* [What the task requires]
Select every line below containing the word "Mosaikfunde".

* [Records supplied]
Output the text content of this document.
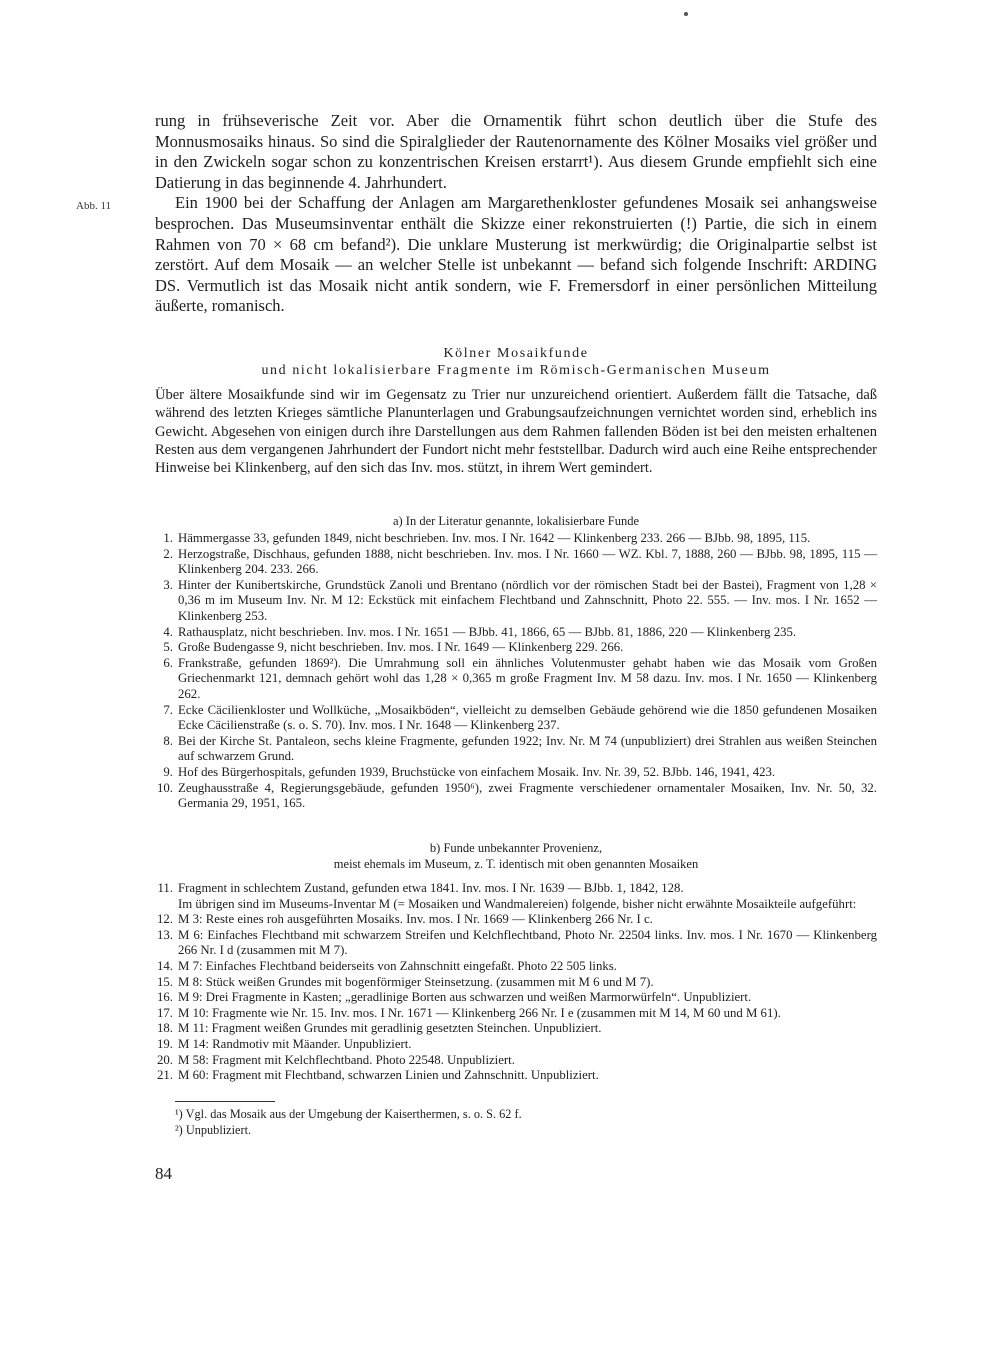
Abb. 11

rung in frühseverische Zeit vor. Aber die Ornamentik führt schon deutlich über die Stufe des Monnusmosaiks hinaus. So sind die Spiralglieder der Rautenornamente des Kölner Mosaiks viel größer und in den Zwickeln sogar schon zu konzentrischen Kreisen erstarrt¹). Aus diesem Grunde empfiehlt sich eine Datierung in das beginnende 4. Jahrhundert.

Ein 1900 bei der Schaffung der Anlagen am Margarethenkloster gefundenes Mosaik sei anhangsweise besprochen. Das Museumsinventar enthält die Skizze einer rekonstruierten (!) Partie, die sich in einem Rahmen von 70 × 68 cm befand²). Die unklare Musterung ist merkwürdig; die Originalpartie selbst ist zerstört. Auf dem Mosaik — an welcher Stelle ist unbekannt — befand sich folgende Inschrift: ARDING DS. Vermutlich ist das Mosaik nicht antik sondern, wie F. Fremersdorf in einer persönlichen Mitteilung äußerte, romanisch.

Kölner Mosaikfunde
und nicht lokalisierbare Fragmente im Römisch-Germanischen Museum

Über ältere Mosaikfunde sind wir im Gegensatz zu Trier nur unzureichend orientiert. Außerdem fällt die Tatsache, daß während des letzten Krieges sämtliche Planunterlagen und Grabungsaufzeichnungen vernichtet worden sind, erheblich ins Gewicht. Abgesehen von einigen durch ihre Darstellungen aus dem Rahmen fallenden Böden ist bei den meisten erhaltenen Resten aus dem vergangenen Jahrhundert der Fundort nicht mehr feststellbar. Dadurch wird auch eine Reihe entsprechender Hinweise bei Klinkenberg, auf den sich das Inv. mos. stützt, in ihrem Wert gemindert.

a) In der Literatur genannte, lokalisierbare Funde
1. Hämmergasse 33, gefunden 1849, nicht beschrieben. Inv. mos. I Nr. 1642 — Klinkenberg 233. 266 — BJbb. 98, 1895, 115.
2. Herzogstraße, Dischhaus, gefunden 1888, nicht beschrieben. Inv. mos. I Nr. 1660 — WZ. Kbl. 7, 1888, 260 — BJbb. 98, 1895, 115 — Klinkenberg 204. 233. 266.
3. Hinter der Kunibertskirche, Grundstück Zanoli und Brentano (nördlich vor der römischen Stadt bei der Bastei), Fragment von 1,28 × 0,36 m im Museum Inv. Nr. M 12: Eckstück mit einfachem Flechtband und Zahnschnitt, Photo 22. 555. — Inv. mos. I Nr. 1652 — Klinkenberg 253.
4. Rathausplatz, nicht beschrieben. Inv. mos. I Nr. 1651 — BJbb. 41, 1866, 65 — BJbb. 81, 1886, 220 — Klinkenberg 235.
5. Große Budengasse 9, nicht beschrieben. Inv. mos. I Nr. 1649 — Klinkenberg 229. 266.
6. Frankstraße, gefunden 1869²). Die Umrahmung soll ein ähnliches Volutenmuster gehabt haben wie das Mosaik vom Großen Griechenmarkt 121, demnach gehört wohl das 1,28 × 0,365 m große Fragment Inv. M 58 dazu. Inv. mos. I Nr. 1650 — Klinkenberg 262.
7. Ecke Cäcilienkloster und Wollküche, „Mosaikböden“, vielleicht zu demselben Gebäude gehörend wie die 1850 gefundenen Mosaiken Ecke Cäcilienstraße (s. o. S. 70). Inv. mos. I Nr. 1648 — Klinkenberg 237.
8. Bei der Kirche St. Pantaleon, sechs kleine Fragmente, gefunden 1922; Inv. Nr. M 74 (unpubliziert) drei Strahlen aus weißen Steinchen auf schwarzem Grund.
9. Hof des Bürgerhospitals, gefunden 1939, Bruchstücke von einfachem Mosaik. Inv. Nr. 39, 52. BJbb. 146, 1941, 423.
10. Zeughausstraße 4, Regierungsgebäude, gefunden 1950⁶), zwei Fragmente verschiedener ornamentaler Mosaiken, Inv. Nr. 50, 32. Germania 29, 1951, 165.
b) Funde unbekannter Provenienz,
meist ehemals im Museum, z. T. identisch mit oben genannten Mosaiken
11. Fragment in schlechtem Zustand, gefunden etwa 1841. Inv. mos. I Nr. 1639 — BJbb. 1, 1842, 128.
Im übrigen sind im Museums-Inventar M (= Mosaiken und Wandmalereien) folgende, bisher nicht erwähnte Mosaikteile aufgeführt:
12. M 3: Reste eines roh ausgeführten Mosaiks. Inv. mos. I Nr. 1669 — Klinkenberg 266 Nr. I c.
13. M 6: Einfaches Flechtband mit schwarzem Streifen und Kelchflechtband, Photo Nr. 22504 links. Inv. mos. I Nr. 1670 — Klinkenberg 266 Nr. I d (zusammen mit M 7).
14. M 7: Einfaches Flechtband beiderseits von Zahnschnitt eingefaßt. Photo 22 505 links.
15. M 8: Stück weißen Grundes mit bogenförmiger Steinsetzung. (zusammen mit M 6 und M 7).
16. M 9: Drei Fragmente in Kasten; „geradlinige Borten aus schwarzen und weißen Marmorwürfeln“. Unpubliziert.
17. M 10: Fragmente wie Nr. 15. Inv. mos. I Nr. 1671 — Klinkenberg 266 Nr. I e (zusammen mit M 14, M 60 und M 61).
18. M 11: Fragment weißen Grundes mit geradlinig gesetzten Steinchen. Unpubliziert.
19. M 14: Randmotiv mit Mäander. Unpubliziert.
20. M 58: Fragment mit Kelchflechtband. Photo 22548. Unpubliziert.
21. M 60: Fragment mit Flechtband, schwarzen Linien und Zahnschnitt. Unpubliziert.
¹) Vgl. das Mosaik aus der Umgebung der Kaiserthermen, s. o. S. 62 f.
²) Unpubliziert.
84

* [Written solution]
Kölner Mosaikfunde
Über ältere Mosaikfunde sind wir im Gegensatz zu Trier nur unzureichend orientiert. Außerdem fällt die Tatsache, daß während des letzten Krieges sämtliche Planunterlagen und Grabungsaufzeichnungen vernichtet worden sind, erheblich ins Gewicht. Abgesehen von einigen durch ihre Darstellungen aus dem Rahmen fallenden Böden ist bei den meisten erhaltenen Resten aus dem vergangenen Jahrhundert der Fundort nicht mehr feststellbar. Dadurch wird auch eine Reihe entsprechender Hinweise bei Klinkenberg, auf den sich das Inv. mos. stützt, in ihrem Wert gemindert.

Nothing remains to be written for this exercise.